TASK REQUIREMENTS:
Tell how many lines in the data below include the word "name". The answer is the number only.
START LISTED RECORDS
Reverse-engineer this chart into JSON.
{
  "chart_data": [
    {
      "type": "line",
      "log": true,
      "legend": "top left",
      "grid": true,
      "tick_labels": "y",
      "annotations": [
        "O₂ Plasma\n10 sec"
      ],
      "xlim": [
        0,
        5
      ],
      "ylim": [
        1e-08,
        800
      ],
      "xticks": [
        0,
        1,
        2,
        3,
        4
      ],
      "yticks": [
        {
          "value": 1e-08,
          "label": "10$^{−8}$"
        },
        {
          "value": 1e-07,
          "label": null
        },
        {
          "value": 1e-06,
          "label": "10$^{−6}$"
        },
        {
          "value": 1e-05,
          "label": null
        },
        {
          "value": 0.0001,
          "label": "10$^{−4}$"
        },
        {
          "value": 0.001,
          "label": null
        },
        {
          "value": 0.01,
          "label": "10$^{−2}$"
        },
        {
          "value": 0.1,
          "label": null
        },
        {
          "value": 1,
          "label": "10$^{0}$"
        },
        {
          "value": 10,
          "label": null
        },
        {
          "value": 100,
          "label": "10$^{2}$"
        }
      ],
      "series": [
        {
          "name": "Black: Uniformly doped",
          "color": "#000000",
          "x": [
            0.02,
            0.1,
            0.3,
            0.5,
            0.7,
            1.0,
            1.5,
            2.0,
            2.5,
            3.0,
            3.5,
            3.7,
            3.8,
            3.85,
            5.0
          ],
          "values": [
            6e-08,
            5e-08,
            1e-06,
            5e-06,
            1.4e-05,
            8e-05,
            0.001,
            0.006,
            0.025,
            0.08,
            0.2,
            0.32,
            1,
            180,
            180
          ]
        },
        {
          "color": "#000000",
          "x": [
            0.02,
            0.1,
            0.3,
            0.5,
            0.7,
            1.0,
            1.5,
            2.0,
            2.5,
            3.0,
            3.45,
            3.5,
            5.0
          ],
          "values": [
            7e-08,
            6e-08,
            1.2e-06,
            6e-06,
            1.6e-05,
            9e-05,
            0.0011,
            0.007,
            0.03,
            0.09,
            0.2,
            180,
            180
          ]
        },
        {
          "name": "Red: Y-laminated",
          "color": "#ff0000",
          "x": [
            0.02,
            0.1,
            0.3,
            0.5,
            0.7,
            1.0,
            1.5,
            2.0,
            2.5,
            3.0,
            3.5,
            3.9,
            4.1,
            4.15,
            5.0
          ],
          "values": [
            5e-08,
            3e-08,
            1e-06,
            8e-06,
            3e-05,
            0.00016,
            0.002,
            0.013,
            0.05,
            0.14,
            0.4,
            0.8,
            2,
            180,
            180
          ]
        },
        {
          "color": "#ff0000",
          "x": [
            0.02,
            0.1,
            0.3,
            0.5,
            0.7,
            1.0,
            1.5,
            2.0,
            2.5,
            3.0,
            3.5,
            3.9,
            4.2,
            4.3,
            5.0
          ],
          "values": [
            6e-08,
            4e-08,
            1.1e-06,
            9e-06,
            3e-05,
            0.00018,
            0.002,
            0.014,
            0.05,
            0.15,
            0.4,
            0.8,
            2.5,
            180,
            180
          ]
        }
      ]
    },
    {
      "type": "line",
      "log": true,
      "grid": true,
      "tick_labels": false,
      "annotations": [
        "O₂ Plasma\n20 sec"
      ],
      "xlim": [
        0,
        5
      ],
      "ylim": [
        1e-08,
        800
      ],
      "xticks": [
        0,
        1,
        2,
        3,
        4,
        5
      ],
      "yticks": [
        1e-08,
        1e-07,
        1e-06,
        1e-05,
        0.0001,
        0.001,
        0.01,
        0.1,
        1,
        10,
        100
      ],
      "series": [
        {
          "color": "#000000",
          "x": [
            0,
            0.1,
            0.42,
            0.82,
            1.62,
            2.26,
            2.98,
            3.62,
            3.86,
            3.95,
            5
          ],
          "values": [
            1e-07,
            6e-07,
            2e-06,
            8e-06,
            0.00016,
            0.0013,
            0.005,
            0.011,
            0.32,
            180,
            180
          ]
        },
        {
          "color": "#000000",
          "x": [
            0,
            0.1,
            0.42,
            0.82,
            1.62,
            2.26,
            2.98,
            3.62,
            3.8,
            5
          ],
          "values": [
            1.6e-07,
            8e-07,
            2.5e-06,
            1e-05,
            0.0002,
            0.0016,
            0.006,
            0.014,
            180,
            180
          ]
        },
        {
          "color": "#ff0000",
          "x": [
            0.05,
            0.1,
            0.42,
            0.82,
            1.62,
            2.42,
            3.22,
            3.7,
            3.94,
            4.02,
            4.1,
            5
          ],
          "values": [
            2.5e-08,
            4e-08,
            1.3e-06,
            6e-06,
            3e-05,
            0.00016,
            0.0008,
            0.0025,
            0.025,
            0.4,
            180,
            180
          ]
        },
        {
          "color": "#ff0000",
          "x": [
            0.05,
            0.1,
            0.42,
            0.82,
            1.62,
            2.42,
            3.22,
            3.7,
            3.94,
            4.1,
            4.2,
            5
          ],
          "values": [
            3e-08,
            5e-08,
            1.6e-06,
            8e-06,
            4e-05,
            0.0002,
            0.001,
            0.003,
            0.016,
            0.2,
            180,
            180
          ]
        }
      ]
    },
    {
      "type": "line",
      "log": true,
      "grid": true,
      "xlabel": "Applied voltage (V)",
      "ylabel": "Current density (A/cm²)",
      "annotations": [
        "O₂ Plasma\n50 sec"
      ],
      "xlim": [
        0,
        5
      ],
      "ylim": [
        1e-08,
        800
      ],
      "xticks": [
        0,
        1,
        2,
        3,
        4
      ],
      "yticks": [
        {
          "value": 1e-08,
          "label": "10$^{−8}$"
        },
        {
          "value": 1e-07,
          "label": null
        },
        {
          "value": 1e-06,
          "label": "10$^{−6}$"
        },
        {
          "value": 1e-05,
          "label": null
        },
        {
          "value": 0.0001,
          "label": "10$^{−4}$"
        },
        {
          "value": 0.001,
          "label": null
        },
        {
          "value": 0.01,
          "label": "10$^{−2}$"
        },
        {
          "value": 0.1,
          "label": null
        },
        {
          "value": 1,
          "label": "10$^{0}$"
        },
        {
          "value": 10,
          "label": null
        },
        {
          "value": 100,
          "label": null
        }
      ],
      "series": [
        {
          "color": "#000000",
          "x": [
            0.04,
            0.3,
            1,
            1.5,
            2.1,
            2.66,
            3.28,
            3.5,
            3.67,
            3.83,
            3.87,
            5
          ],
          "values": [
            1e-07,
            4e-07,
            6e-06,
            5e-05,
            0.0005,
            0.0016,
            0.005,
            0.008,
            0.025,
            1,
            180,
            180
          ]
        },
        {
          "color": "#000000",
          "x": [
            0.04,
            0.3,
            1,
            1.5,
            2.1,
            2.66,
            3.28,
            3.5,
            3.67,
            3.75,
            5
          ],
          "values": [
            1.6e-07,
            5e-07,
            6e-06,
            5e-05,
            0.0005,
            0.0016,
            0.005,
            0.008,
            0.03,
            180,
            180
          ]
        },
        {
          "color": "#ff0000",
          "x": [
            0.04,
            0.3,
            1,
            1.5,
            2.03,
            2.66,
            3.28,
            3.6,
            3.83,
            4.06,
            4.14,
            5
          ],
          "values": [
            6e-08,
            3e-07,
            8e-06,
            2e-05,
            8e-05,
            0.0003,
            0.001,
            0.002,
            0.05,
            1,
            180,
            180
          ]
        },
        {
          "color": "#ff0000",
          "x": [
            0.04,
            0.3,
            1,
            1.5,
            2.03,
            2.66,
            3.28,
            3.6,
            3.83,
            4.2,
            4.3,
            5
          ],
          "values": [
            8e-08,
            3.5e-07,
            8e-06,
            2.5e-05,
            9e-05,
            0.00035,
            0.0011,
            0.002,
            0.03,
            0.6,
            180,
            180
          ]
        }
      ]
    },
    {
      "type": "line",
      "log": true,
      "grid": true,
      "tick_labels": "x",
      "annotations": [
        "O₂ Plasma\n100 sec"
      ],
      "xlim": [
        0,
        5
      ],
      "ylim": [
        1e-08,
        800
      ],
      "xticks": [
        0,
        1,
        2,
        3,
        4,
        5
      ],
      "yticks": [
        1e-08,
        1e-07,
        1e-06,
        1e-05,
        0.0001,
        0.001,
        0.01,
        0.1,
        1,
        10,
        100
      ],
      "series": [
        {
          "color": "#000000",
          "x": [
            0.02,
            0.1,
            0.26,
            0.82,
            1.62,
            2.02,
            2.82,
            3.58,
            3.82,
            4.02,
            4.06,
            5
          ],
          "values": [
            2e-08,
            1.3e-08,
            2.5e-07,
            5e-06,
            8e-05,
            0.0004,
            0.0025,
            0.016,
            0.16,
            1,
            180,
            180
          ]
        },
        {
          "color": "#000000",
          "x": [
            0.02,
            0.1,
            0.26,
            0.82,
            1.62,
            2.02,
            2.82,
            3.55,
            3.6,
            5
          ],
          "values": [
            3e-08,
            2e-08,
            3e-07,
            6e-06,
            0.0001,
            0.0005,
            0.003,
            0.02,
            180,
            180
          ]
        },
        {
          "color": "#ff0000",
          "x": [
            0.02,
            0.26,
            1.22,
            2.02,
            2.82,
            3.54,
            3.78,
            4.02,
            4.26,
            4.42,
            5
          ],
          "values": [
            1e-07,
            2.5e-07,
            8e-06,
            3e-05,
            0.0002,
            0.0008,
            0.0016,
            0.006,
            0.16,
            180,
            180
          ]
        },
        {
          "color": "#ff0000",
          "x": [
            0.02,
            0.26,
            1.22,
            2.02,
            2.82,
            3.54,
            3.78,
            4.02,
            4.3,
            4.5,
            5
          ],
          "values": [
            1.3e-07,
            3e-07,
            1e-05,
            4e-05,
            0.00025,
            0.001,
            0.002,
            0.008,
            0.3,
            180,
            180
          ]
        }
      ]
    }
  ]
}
END LISTED RECORDS
THE COMPLETED TASK:
2